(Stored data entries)
^^^^

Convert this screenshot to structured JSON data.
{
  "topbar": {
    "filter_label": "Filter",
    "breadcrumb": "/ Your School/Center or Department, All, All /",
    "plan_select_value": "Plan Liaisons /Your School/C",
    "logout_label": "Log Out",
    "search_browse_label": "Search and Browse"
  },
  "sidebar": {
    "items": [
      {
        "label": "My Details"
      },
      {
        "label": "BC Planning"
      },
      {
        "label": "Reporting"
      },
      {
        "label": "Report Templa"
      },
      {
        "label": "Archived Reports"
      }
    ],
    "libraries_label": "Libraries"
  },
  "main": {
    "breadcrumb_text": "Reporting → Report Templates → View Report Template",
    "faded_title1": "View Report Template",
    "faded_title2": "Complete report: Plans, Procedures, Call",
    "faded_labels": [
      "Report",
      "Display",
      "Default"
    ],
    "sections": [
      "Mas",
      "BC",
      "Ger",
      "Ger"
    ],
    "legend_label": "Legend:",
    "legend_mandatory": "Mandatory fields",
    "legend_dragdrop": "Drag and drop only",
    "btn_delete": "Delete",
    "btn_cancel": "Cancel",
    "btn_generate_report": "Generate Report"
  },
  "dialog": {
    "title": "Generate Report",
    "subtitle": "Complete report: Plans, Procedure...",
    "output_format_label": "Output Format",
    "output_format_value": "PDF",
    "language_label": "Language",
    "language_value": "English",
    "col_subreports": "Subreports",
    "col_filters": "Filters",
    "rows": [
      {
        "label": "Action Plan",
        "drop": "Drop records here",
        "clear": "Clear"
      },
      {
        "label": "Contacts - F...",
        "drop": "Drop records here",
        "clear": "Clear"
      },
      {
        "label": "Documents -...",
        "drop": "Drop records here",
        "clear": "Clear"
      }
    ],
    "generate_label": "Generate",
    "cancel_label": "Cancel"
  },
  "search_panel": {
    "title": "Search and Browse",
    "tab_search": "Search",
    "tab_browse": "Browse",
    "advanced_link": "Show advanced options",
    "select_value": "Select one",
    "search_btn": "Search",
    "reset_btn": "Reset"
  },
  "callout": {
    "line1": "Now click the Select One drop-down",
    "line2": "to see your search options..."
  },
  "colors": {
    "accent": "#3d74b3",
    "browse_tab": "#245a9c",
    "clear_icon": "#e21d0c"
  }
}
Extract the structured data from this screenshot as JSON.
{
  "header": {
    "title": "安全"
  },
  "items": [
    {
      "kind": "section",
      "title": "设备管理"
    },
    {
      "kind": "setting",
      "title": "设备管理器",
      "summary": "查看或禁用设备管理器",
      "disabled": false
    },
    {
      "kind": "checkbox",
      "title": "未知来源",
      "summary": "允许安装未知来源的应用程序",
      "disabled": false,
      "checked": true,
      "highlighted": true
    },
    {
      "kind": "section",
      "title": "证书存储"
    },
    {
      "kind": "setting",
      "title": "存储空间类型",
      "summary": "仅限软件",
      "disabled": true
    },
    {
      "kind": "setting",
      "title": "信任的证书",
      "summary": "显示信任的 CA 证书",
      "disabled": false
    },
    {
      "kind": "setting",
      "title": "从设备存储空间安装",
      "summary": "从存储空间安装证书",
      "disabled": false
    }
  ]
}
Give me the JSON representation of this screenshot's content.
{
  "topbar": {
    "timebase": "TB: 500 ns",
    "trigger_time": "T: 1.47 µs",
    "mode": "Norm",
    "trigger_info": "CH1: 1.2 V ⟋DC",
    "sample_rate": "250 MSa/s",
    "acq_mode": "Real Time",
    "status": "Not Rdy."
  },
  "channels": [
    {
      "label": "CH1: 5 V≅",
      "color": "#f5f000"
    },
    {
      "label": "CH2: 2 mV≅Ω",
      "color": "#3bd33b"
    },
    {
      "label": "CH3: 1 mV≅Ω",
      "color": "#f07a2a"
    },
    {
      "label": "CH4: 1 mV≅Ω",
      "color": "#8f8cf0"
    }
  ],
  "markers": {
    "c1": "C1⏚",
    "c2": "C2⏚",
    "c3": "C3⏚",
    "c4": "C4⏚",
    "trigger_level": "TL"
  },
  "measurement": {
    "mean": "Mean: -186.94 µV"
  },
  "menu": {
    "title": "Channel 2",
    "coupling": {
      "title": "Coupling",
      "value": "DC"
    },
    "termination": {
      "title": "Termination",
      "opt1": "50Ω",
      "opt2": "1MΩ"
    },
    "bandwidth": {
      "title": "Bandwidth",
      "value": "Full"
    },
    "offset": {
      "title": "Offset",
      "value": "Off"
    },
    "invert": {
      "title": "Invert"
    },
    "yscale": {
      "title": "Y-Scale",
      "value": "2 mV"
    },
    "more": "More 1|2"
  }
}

^^^^

*WHAT YOU SHOULD DO*: Repeat the material above in full, exactly as it stands.

*ANSWER*:
Convert this screenshot to structured JSON data.
{
  "topbar": {
    "filter_label": "Filter",
    "breadcrumb": "/ Your School/Center or Department, All, All /",
    "plan_select_value": "Plan Liaisons /Your School/C",
    "logout_label": "Log Out",
    "search_browse_label": "Search and Browse"
  },
  "sidebar": {
    "items": [
      {
        "label": "My Details"
      },
      {
        "label": "BC Planning"
      },
      {
        "label": "Reporting"
      },
      {
        "label": "Report Templa"
      },
      {
        "label": "Archived Reports"
      }
    ],
    "libraries_label": "Libraries"
  },
  "main": {
    "breadcrumb_text": "Reporting → Report Templates → View Report Template",
    "faded_title1": "View Report Template",
    "faded_title2": "Complete report: Plans, Procedures, Call",
    "faded_labels": [
      "Report",
      "Display",
      "Default"
    ],
    "sections": [
      "Mas",
      "BC",
      "Ger",
      "Ger"
    ],
    "legend_label": "Legend:",
    "legend_mandatory": "Mandatory fields",
    "legend_dragdrop": "Drag and drop only",
    "btn_delete": "Delete",
    "btn_cancel": "Cancel",
    "btn_generate_report": "Generate Report"
  },
  "dialog": {
    "title": "Generate Report",
    "subtitle": "Complete report: Plans, Procedure...",
    "output_format_label": "Output Format",
    "output_format_value": "PDF",
    "language_label": "Language",
    "language_value": "English",
    "col_subreports": "Subreports",
    "col_filters": "Filters",
    "rows": [
      {
        "label": "Action Plan",
        "drop": "Drop records here",
        "clear": "Clear"
      },
      {
        "label": "Contacts - F...",
        "drop": "Drop records here",
        "clear": "Clear"
      },
      {
        "label": "Documents -...",
        "drop": "Drop records here",
        "clear": "Clear"
      }
    ],
    "generate_label": "Generate",
    "cancel_label": "Cancel"
  },
  "search_panel": {
    "title": "Search and Browse",
    "tab_search": "Search",
    "tab_browse": "Browse",
    "advanced_link": "Show advanced options",
    "select_value": "Select one",
    "search_btn": "Search",
    "reset_btn": "Reset"
  },
  "callout": {
    "line1": "Now click the Select One drop-down",
    "line2": "to see your search options..."
  },
  "colors": {
    "accent": "#3d74b3",
    "browse_tab": "#245a9c",
    "clear_icon": "#e21d0c"
  }
}
Extract the structured data from this screenshot as JSON.
{
  "header": {
    "title": "安全"
  },
  "items": [
    {
      "kind": "section",
      "title": "设备管理"
    },
    {
      "kind": "setting",
      "title": "设备管理器",
      "summary": "查看或禁用设备管理器",
      "disabled": false
    },
    {
      "kind": "checkbox",
      "title": "未知来源",
      "summary": "允许安装未知来源的应用程序",
      "disabled": false,
      "checked": true,
      "highlighted": true
    },
    {
      "kind": "section",
      "title": "证书存储"
    },
    {
      "kind": "setting",
      "title": "存储空间类型",
      "summary": "仅限软件",
      "disabled": true
    },
    {
      "kind": "setting",
      "title": "信任的证书",
      "summary": "显示信任的 CA 证书",
      "disabled": false
    },
    {
      "kind": "setting",
      "title": "从设备存储空间安装",
      "summary": "从存储空间安装证书",
      "disabled": false
    }
  ]
}
Give me the JSON representation of this screenshot's content.
{
  "topbar": {
    "timebase": "TB: 500 ns",
    "trigger_time": "T: 1.47 µs",
    "mode": "Norm",
    "trigger_info": "CH1: 1.2 V ⟋DC",
    "sample_rate": "250 MSa/s",
    "acq_mode": "Real Time",
    "status": "Not Rdy."
  },
  "channels": [
    {
      "label": "CH1: 5 V≅",
      "color": "#f5f000"
    },
    {
      "label": "CH2: 2 mV≅Ω",
      "color": "#3bd33b"
    },
    {
      "label": "CH3: 1 mV≅Ω",
      "color": "#f07a2a"
    },
    {
      "label": "CH4: 1 mV≅Ω",
      "color": "#8f8cf0"
    }
  ],
  "markers": {
    "c1": "C1⏚",
    "c2": "C2⏚",
    "c3": "C3⏚",
    "c4": "C4⏚",
    "trigger_level": "TL"
  },
  "measurement": {
    "mean": "Mean: -186.94 µV"
  },
  "menu": {
    "title": "Channel 2",
    "coupling": {
      "title": "Coupling",
      "value": "DC"
    },
    "termination": {
      "title": "Termination",
      "opt1": "50Ω",
      "opt2": "1MΩ"
    },
    "bandwidth": {
      "title": "Bandwidth",
      "value": "Full"
    },
    "offset": {
      "title": "Offset",
      "value": "Off"
    },
    "invert": {
      "title": "Invert"
    },
    "yscale": {
      "title": "Y-Scale",
      "value": "2 mV"
    },
    "more": "More 1|2"
  }
}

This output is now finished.